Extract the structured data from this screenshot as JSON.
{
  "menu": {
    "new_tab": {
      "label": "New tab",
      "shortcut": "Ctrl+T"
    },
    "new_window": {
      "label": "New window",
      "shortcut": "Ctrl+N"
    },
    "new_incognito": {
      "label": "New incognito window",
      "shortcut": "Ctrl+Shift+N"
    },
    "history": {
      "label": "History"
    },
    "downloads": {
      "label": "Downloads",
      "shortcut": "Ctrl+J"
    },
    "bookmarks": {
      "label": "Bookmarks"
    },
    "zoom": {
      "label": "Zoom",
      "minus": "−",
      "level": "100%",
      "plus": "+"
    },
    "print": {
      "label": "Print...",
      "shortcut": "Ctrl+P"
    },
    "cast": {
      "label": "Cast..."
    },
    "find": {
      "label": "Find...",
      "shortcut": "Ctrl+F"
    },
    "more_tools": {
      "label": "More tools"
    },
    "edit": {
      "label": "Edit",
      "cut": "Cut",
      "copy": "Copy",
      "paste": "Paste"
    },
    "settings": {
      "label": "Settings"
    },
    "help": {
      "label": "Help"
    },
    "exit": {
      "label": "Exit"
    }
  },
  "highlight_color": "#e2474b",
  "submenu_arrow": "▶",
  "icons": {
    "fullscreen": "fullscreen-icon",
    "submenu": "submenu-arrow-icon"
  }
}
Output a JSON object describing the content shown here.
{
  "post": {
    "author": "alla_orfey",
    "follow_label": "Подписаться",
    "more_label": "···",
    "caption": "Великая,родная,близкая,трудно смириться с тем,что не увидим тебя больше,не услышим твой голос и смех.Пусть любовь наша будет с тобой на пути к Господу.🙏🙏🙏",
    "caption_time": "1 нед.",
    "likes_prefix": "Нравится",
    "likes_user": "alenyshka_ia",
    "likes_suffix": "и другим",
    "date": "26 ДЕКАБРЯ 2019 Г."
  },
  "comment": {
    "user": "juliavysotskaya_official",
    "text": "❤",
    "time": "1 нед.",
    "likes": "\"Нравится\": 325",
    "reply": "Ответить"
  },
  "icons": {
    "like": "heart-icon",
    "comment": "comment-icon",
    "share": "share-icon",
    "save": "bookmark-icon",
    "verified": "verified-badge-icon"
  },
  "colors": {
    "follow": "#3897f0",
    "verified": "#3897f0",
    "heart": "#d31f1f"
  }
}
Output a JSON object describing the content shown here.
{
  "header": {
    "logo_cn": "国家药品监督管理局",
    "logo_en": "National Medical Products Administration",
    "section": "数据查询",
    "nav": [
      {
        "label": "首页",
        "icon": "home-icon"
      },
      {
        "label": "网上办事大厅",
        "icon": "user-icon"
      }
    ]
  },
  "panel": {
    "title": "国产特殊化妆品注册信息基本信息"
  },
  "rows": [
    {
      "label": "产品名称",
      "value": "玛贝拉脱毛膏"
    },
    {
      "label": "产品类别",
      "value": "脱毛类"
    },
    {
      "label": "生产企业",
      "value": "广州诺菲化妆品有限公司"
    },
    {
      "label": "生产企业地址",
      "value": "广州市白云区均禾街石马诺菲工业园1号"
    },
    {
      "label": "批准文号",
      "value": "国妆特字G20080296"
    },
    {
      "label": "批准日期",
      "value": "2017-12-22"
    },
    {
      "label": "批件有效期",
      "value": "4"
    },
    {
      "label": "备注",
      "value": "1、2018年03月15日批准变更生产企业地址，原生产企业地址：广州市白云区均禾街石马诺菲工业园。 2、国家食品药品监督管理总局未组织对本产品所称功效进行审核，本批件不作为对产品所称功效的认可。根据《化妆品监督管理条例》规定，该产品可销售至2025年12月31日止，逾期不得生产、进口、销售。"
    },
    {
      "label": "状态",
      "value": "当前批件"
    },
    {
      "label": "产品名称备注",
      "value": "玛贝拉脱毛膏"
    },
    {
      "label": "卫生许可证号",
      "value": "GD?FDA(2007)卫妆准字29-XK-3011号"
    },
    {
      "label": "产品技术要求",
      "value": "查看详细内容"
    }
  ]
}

» **Work instructions**
Repeat all the entries exactly as given.

» **Task response**
Extract the structured data from this screenshot as JSON.
{
  "menu": {
    "new_tab": {
      "label": "New tab",
      "shortcut": "Ctrl+T"
    },
    "new_window": {
      "label": "New window",
      "shortcut": "Ctrl+N"
    },
    "new_incognito": {
      "label": "New incognito window",
      "shortcut": "Ctrl+Shift+N"
    },
    "history": {
      "label": "History"
    },
    "downloads": {
      "label": "Downloads",
      "shortcut": "Ctrl+J"
    },
    "bookmarks": {
      "label": "Bookmarks"
    },
    "zoom": {
      "label": "Zoom",
      "minus": "−",
      "level": "100%",
      "plus": "+"
    },
    "print": {
      "label": "Print...",
      "shortcut": "Ctrl+P"
    },
    "cast": {
      "label": "Cast..."
    },
    "find": {
      "label": "Find...",
      "shortcut": "Ctrl+F"
    },
    "more_tools": {
      "label": "More tools"
    },
    "edit": {
      "label": "Edit",
      "cut": "Cut",
      "copy": "Copy",
      "paste": "Paste"
    },
    "settings": {
      "label": "Settings"
    },
    "help": {
      "label": "Help"
    },
    "exit": {
      "label": "Exit"
    }
  },
  "highlight_color": "#e2474b",
  "submenu_arrow": "▶",
  "icons": {
    "fullscreen": "fullscreen-icon",
    "submenu": "submenu-arrow-icon"
  }
}
Output a JSON object describing the content shown here.
{
  "post": {
    "author": "alla_orfey",
    "follow_label": "Подписаться",
    "more_label": "···",
    "caption": "Великая,родная,близкая,трудно смириться с тем,что не увидим тебя больше,не услышим твой голос и смех.Пусть любовь наша будет с тобой на пути к Господу.🙏🙏🙏",
    "caption_time": "1 нед.",
    "likes_prefix": "Нравится",
    "likes_user": "alenyshka_ia",
    "likes_suffix": "и другим",
    "date": "26 ДЕКАБРЯ 2019 Г."
  },
  "comment": {
    "user": "juliavysotskaya_official",
    "text": "❤",
    "time": "1 нед.",
    "likes": "\"Нравится\": 325",
    "reply": "Ответить"
  },
  "icons": {
    "like": "heart-icon",
    "comment": "comment-icon",
    "share": "share-icon",
    "save": "bookmark-icon",
    "verified": "verified-badge-icon"
  },
  "colors": {
    "follow": "#3897f0",
    "verified": "#3897f0",
    "heart": "#d31f1f"
  }
}
Output a JSON object describing the content shown here.
{
  "header": {
    "logo_cn": "国家药品监督管理局",
    "logo_en": "National Medical Products Administration",
    "section": "数据查询",
    "nav": [
      {
        "label": "首页",
        "icon": "home-icon"
      },
      {
        "label": "网上办事大厅",
        "icon": "user-icon"
      }
    ]
  },
  "panel": {
    "title": "国产特殊化妆品注册信息基本信息"
  },
  "rows": [
    {
      "label": "产品名称",
      "value": "玛贝拉脱毛膏"
    },
    {
      "label": "产品类别",
      "value": "脱毛类"
    },
    {
      "label": "生产企业",
      "value": "广州诺菲化妆品有限公司"
    },
    {
      "label": "生产企业地址",
      "value": "广州市白云区均禾街石马诺菲工业园1号"
    },
    {
      "label": "批准文号",
      "value": "国妆特字G20080296"
    },
    {
      "label": "批准日期",
      "value": "2017-12-22"
    },
    {
      "label": "批件有效期",
      "value": "4"
    },
    {
      "label": "备注",
      "value": "1、2018年03月15日批准变更生产企业地址，原生产企业地址：广州市白云区均禾街石马诺菲工业园。 2、国家食品药品监督管理总局未组织对本产品所称功效进行审核，本批件不作为对产品所称功效的认可。根据《化妆品监督管理条例》规定，该产品可销售至2025年12月31日止，逾期不得生产、进口、销售。"
    },
    {
      "label": "状态",
      "value": "当前批件"
    },
    {
      "label": "产品名称备注",
      "value": "玛贝拉脱毛膏"
    },
    {
      "label": "卫生许可证号",
      "value": "GD?FDA(2007)卫妆准字29-XK-3011号"
    },
    {
      "label": "产品技术要求",
      "value": "查看详细内容"
    }
  ]
}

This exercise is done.